++++ ROWS
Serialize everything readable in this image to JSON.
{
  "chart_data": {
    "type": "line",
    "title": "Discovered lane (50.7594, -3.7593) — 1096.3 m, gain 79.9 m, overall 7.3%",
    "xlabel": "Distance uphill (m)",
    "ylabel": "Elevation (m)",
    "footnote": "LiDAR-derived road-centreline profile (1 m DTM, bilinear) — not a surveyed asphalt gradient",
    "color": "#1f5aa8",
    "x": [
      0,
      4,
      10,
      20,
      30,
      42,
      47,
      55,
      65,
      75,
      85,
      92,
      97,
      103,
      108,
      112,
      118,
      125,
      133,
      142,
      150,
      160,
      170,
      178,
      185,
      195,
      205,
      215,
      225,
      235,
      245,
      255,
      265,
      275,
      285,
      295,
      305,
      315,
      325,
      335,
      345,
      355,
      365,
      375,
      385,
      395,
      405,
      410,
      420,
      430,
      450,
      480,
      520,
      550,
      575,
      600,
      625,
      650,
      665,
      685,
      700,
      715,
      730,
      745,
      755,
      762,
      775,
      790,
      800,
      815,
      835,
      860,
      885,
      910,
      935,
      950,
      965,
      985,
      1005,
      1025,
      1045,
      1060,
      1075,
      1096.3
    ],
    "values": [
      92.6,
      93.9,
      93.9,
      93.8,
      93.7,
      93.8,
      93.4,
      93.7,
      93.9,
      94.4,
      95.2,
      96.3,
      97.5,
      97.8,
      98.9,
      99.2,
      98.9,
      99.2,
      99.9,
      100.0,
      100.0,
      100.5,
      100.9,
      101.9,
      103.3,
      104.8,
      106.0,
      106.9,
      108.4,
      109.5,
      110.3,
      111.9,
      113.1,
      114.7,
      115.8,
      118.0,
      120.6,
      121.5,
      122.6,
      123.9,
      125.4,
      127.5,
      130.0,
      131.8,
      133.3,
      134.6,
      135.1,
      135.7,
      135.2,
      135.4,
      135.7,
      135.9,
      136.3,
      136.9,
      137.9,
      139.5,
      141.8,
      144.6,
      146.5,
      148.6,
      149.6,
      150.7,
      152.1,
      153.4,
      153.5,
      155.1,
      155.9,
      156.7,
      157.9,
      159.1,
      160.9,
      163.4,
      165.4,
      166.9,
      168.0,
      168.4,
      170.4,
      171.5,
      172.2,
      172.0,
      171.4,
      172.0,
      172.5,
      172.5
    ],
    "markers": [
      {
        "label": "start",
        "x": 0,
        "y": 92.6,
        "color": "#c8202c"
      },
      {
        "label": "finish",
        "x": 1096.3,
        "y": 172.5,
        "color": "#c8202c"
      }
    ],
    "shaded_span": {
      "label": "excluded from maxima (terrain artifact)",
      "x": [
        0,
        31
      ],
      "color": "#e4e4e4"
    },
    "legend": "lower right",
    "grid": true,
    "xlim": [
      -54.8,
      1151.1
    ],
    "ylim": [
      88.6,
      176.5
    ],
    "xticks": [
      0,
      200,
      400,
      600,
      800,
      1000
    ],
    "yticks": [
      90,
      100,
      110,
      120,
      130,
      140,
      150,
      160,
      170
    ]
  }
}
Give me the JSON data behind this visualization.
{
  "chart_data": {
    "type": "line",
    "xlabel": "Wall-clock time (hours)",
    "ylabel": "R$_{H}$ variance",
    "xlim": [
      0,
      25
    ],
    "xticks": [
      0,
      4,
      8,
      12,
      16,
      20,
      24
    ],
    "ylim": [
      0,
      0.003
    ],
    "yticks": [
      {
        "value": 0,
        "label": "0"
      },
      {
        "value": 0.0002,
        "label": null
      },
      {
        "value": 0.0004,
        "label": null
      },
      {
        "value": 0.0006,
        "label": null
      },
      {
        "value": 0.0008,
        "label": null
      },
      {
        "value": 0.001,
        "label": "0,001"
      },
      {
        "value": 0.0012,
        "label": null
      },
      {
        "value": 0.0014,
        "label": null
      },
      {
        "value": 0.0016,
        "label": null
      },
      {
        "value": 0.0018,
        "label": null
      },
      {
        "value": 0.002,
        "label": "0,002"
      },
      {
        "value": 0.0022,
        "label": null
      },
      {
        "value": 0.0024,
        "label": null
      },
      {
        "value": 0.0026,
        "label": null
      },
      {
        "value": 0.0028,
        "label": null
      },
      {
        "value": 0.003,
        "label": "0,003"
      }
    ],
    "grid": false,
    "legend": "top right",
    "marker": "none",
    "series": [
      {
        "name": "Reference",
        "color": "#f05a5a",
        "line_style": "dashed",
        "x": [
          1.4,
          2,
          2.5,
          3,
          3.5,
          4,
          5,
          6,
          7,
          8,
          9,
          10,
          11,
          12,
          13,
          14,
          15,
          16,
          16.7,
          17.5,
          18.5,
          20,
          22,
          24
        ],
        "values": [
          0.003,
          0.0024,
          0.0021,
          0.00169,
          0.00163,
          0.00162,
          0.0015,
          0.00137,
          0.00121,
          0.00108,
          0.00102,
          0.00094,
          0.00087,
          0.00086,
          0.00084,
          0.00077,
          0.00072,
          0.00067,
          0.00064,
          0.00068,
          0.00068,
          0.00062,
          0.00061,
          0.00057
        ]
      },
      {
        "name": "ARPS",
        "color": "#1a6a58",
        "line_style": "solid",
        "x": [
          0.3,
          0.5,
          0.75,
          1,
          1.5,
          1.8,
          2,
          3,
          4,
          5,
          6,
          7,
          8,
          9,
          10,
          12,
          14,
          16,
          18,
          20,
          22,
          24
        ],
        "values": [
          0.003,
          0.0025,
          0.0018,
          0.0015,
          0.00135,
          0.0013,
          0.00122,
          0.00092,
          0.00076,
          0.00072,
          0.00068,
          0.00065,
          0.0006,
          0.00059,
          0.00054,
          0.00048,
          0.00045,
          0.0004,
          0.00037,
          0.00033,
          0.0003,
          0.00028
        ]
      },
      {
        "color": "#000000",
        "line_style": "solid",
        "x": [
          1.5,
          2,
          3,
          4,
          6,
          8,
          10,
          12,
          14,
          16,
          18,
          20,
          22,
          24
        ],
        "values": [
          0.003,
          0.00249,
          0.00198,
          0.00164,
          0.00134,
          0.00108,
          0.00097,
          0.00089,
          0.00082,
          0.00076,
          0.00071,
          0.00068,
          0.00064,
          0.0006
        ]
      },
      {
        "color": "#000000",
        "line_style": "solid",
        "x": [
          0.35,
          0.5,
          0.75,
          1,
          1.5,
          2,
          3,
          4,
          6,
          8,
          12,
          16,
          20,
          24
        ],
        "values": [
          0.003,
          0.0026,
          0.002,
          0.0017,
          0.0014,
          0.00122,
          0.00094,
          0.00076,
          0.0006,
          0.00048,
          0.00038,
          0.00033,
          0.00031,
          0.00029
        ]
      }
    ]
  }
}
++++++++
++++ ROWS
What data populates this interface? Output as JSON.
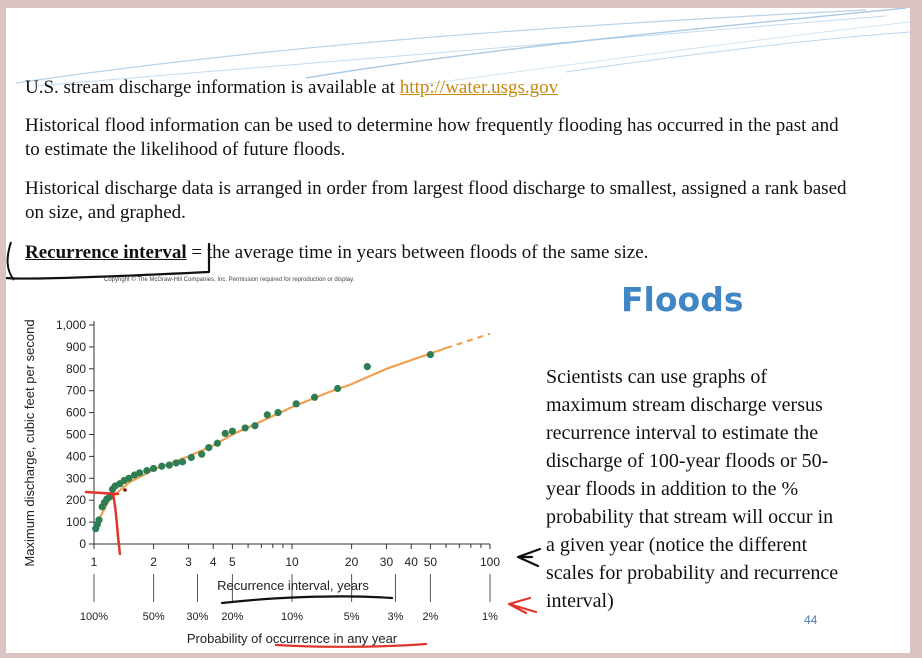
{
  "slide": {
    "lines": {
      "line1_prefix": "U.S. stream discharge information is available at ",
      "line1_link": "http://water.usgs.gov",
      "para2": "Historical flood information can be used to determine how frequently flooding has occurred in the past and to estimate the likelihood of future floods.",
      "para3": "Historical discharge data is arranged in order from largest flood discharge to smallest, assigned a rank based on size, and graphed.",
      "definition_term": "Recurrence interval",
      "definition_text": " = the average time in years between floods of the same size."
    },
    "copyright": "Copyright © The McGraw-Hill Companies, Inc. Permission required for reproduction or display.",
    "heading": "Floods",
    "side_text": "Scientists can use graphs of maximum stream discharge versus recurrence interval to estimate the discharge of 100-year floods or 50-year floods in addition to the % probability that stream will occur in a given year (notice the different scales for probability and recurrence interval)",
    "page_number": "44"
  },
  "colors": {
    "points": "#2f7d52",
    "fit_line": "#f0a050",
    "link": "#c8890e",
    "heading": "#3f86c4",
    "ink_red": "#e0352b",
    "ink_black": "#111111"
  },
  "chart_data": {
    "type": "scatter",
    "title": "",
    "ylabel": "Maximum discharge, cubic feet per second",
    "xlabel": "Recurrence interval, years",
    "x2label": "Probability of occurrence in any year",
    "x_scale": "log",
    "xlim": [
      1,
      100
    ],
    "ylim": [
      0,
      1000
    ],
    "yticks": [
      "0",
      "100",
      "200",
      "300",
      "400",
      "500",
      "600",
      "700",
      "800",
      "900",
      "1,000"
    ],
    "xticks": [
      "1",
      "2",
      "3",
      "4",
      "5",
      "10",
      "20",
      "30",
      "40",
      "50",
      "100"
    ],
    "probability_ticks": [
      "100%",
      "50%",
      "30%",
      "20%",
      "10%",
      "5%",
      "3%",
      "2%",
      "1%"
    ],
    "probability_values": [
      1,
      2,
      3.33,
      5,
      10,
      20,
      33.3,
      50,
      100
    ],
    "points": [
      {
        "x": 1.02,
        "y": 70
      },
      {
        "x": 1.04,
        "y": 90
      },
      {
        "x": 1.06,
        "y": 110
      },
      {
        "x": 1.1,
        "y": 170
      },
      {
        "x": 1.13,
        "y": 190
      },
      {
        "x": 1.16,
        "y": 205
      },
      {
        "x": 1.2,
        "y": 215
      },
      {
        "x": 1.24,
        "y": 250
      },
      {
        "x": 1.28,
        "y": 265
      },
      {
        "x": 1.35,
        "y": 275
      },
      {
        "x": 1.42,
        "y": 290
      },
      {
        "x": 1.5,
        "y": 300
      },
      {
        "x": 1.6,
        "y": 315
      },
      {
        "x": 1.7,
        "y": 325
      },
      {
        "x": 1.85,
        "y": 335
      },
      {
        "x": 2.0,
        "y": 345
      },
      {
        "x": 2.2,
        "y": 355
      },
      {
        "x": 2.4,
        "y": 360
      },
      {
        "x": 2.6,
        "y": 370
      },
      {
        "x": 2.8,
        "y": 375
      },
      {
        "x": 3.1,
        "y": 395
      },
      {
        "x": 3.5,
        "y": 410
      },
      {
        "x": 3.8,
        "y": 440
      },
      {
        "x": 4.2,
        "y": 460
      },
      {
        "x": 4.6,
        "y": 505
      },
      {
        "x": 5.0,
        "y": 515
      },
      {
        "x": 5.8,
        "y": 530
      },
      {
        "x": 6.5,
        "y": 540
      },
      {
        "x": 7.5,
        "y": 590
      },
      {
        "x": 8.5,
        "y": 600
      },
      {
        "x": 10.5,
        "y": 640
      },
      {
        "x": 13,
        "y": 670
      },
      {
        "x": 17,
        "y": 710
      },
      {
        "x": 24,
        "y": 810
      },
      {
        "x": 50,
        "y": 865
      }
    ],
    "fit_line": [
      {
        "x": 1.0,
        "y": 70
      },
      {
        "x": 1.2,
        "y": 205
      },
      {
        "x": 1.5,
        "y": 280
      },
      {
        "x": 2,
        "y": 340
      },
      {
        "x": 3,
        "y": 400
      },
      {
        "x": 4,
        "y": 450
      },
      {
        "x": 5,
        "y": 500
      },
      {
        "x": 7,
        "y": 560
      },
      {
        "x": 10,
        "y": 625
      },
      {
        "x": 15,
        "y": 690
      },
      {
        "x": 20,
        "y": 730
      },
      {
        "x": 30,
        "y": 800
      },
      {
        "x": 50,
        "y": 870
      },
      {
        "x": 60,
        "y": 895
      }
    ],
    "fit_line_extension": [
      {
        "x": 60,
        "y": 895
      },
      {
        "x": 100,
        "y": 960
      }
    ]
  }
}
++++++++
WRITTEN PROBLEM:
From the listing above, copy all lines holding the word "xlabel".

FINAL ANSWER:
    "xlabel": "Distance uphill (m)",
    "xlabel": "Wall-clock time (hours)",
    "xlabel": "Recurrence interval, years",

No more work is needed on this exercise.